===== Text segment =====

Jerry Lundegaard (William H. Macy) is an incompetent manager of a Minneapolis Oldsmobile dealership, desperate for money. He hires two men, Carl (Steve Buscemi) and Gaear (Peter Stormare), to kidnap his wife and demand a costly ransom from Jerry's father-in-law (Harve Presnell). Things go more awry when they get tangled in a series of murders on their way to North Dakota, forcing local officer Marge Gunderson (Frances McDormand) to investigate.

I exalt the Coen brothers, and believe they do a fabulous job creating strong characters in their films; this is particularly evident with the character of Marge Gunderson. Perhaps I am biased because I adore Frances McDormand, but Marge may be one of my favorite characters of all time. Although the plot is quite literally about kidnapping, bribery, and murder, I am rendered blind to the chaos by everyone's unfailing politeness. The film's portrayal of stereotypical midwestern charm masks the enormity of the crimes committed. You betcha I can't stop using Minnesotan slang after watching Fargo, don’t cha’ know.


August

Cliche? Maybe! Regardless, if The Thing doesn’t leave you feeling chilled to the bone then sorry to say but you are the titular thing!

John Carpenter’s bottle thriller isn’t particularly complex: a research team in the middle of Antarctica is plagued by an unknown murderous force that turns everyone against each other. Soon enough, nobody can trust each other as they are picked off one by one in the dead of night with the wind whistling behind them. Elsewhere, this plot may be boring, but The Thing’s simplicity is its greatest weapon as Carpenter slowly encases the viewer in a claustrophobic nightmare.

=====

#### Given problem
Answer these questions using the movie reviews above.
1. What kind of dealership does Jerry Lundegaard manage?
2. Which actor plays Marge Gunderson?
3. Where is the research team in The Thing located?

===== Data section =====

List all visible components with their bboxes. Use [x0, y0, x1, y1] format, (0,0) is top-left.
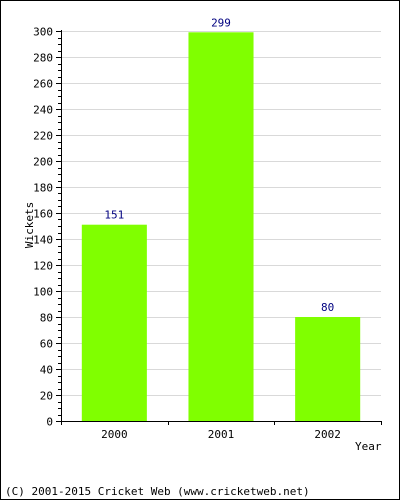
data-label-2000: 151 [104, 209, 124, 222]
x-tick-label-2000: 2000 [101, 428, 128, 441]
data-label-2002: 80 [321, 301, 334, 314]
y-tick-label: 160 [33, 208, 53, 221]
copyright-footer: (C) 2001-2015 Cricket Web (www.cricketwe… [5, 485, 310, 498]
y-tick-label: 100 [33, 286, 53, 299]
y-tick-label: 120 [33, 260, 53, 273]
bar-2002 [295, 317, 361, 421]
data-labels: 151 299 80 [104, 16, 334, 314]
data-label-2001: 299 [211, 16, 231, 29]
y-tick-label: 0 [46, 416, 53, 429]
y-tick-label: 240 [33, 104, 53, 117]
axes [56, 30, 382, 425]
y-tick-label: 60 [40, 338, 53, 351]
bar-2001 [188, 32, 254, 422]
y-tick-label: 80 [40, 312, 53, 325]
y-tick-label: 20 [40, 390, 53, 403]
y-tick-label: 220 [33, 130, 53, 143]
bar-2000 [81, 224, 147, 421]
y-tick-label: 260 [33, 78, 53, 91]
y-tick-label: 300 [33, 26, 53, 39]
y-tick-label: 180 [33, 182, 53, 195]
y-axis-title: Wickets [23, 202, 36, 248]
x-axis-title: Year [355, 440, 382, 453]
y-tick-label: 280 [33, 52, 53, 65]
y-tick-labels: 0 20 40 60 80 100 120 140 160 180 200 220 240 260 280 3… [33, 26, 53, 429]
y-tick-label: 200 [33, 156, 53, 169]
x-tick-label-2001: 2001 [208, 428, 235, 441]
x-tick-labels: 2000 2001 2002 [101, 428, 341, 441]
y-tick-label: 40 [40, 364, 53, 377]
x-tick-label-2002: 2002 [314, 428, 341, 441]
y-tick-label: 140 [33, 234, 53, 247]
bars [81, 32, 361, 422]
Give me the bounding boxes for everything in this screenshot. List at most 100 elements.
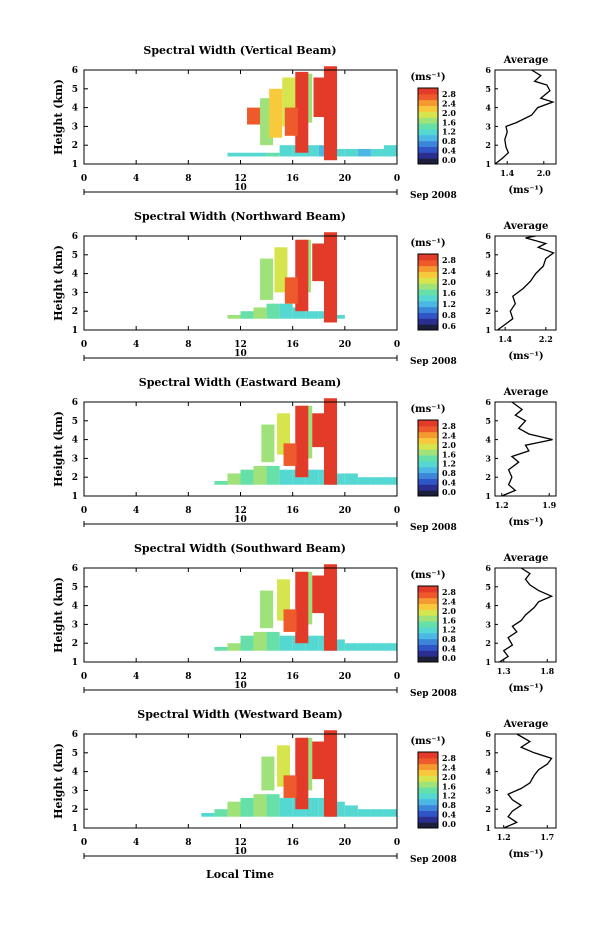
heatmap-cell	[383, 643, 397, 651]
colorbar-segment	[418, 586, 438, 593]
heatmap-cell	[227, 314, 241, 319]
average-title: Average	[503, 553, 549, 564]
y-tick-label: 2	[72, 805, 78, 815]
average-panel: Average 1 2 3 4 5 6 1.3 1.8 (ms⁻¹)	[485, 553, 557, 694]
colorbar-tick-label: 0.0	[442, 487, 456, 497]
average-x-tick-label: 1.2	[497, 832, 511, 842]
heatmap-cell	[357, 477, 371, 485]
average-y-tick-label: 6	[485, 65, 491, 75]
y-tick-label: 2	[72, 473, 78, 483]
heatmap-cells	[227, 232, 345, 323]
y-tick-label: 2	[72, 639, 78, 649]
heatmap-cell	[312, 413, 326, 448]
colorbar-tick-label: 0.8	[442, 310, 456, 320]
y-axis-label: Height (km)	[52, 411, 65, 487]
heatmap-cell	[240, 635, 254, 651]
x-tick-label: 20	[339, 838, 352, 848]
average-y-tick-label: 2	[485, 472, 491, 482]
average-y-tick-label: 4	[485, 103, 491, 113]
colorbar-segment	[418, 93, 438, 101]
y-tick-label: 5	[72, 85, 78, 95]
x-tick-label: 12	[234, 838, 247, 848]
y-tick-label: 4	[72, 436, 78, 446]
colorbar-tick-label: 1.6	[442, 117, 456, 127]
average-frame	[494, 401, 557, 497]
colorbar-segment	[418, 277, 438, 284]
heatmap-cell	[312, 741, 326, 780]
heatmap-cell	[227, 643, 241, 651]
colorbar-tick-label: 0.0	[442, 155, 456, 165]
average-title: Average	[503, 719, 549, 730]
heatmap-cell	[260, 590, 274, 629]
colorbar-segment	[418, 99, 438, 107]
heatmap-cell	[313, 77, 327, 117]
x-tick-label: 8	[185, 838, 191, 848]
average-panel: Average 1 2 3 4 5 6 1.4 2.2 (ms⁻¹)	[485, 221, 557, 362]
heatmap-cell	[383, 145, 397, 157]
month-label: Sep 2008	[410, 855, 457, 865]
y-tick-label: 1	[72, 326, 78, 336]
colorbar-segment	[418, 591, 438, 599]
heatmap-cell	[266, 303, 280, 319]
average-x-tick-label: 1.4	[498, 334, 512, 344]
colorbar-segment	[418, 603, 438, 610]
y-tick-label: 6	[72, 564, 78, 574]
heatmap-cell	[227, 473, 241, 485]
y-tick-label: 1	[72, 160, 78, 170]
colorbar-segment	[418, 804, 438, 811]
heatmap-cell	[295, 71, 309, 153]
colorbar-segment	[418, 752, 438, 759]
average-y-tick-label: 1	[485, 159, 491, 169]
colorbar-tick-label: 2.8	[442, 89, 456, 99]
heatmap-cell	[266, 465, 280, 485]
heatmap-cell	[295, 737, 309, 810]
average-y-tick-label: 4	[485, 601, 491, 611]
heatmap-cell	[253, 794, 267, 817]
x-tick-label: 8	[185, 174, 191, 184]
x-tick-label: 4	[133, 340, 139, 350]
y-tick-label: 2	[72, 307, 78, 317]
colorbar-tick-label: 1.2	[442, 299, 456, 309]
colorbar-tick-label: 1.6	[442, 288, 456, 298]
colorbar-segment	[418, 656, 438, 663]
colorbar-segment	[418, 644, 438, 651]
heatmap-cell	[253, 465, 267, 485]
colorbar-tick-label: 1.6	[442, 781, 456, 791]
heatmap-cell	[214, 809, 228, 817]
colorbar-tick-label: 2.0	[442, 277, 456, 287]
colorbar-tick-label: 0.4	[442, 810, 456, 820]
colorbar-frame	[417, 419, 439, 497]
heatmap-cell	[279, 469, 293, 485]
average-x-tick-label: 1.7	[540, 832, 554, 842]
x-tick-label: 0	[394, 838, 400, 848]
heatmap-cell	[295, 405, 309, 478]
colorbar-tick-label: 0.4	[442, 146, 456, 156]
average-panel: Average 1 2 3 4 5 6 1.2 1.7 (ms⁻¹)	[485, 719, 557, 860]
x-tick-label: 16	[286, 838, 299, 848]
colorbar-segment	[418, 105, 438, 112]
x-tick-label: 8	[185, 672, 191, 682]
average-y-tick-label: 2	[485, 306, 491, 316]
colorbar-segment	[418, 300, 438, 308]
heatmap-cell	[331, 314, 345, 319]
date-label: 10	[234, 847, 247, 857]
colorbar-segment	[418, 466, 438, 474]
x-tick-label: 16	[286, 174, 299, 184]
heatmap-cell	[331, 148, 345, 157]
heatmap-cell	[295, 571, 309, 644]
colorbar-tick-label: 2.4	[442, 266, 456, 276]
heatmap-cell	[383, 477, 397, 485]
x-tick-label: 0	[81, 340, 87, 350]
colorbar-tick-label: 0.4	[442, 478, 456, 488]
colorbar-segment	[418, 289, 438, 296]
colorbar-segment	[418, 626, 438, 634]
average-frame	[494, 235, 557, 331]
colorbar-frame	[417, 751, 439, 829]
colorbar	[417, 253, 439, 331]
average-frame	[494, 567, 557, 663]
colorbar-segment	[418, 312, 438, 319]
colorbar-segment	[418, 798, 438, 806]
colorbar-segment	[418, 158, 438, 165]
y-tick-label: 1	[72, 658, 78, 668]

=====

#### Written reply
1. A Minneapolis Oldsmobile dealership.
2. Frances McDormand.
3. In the middle of Antarctica.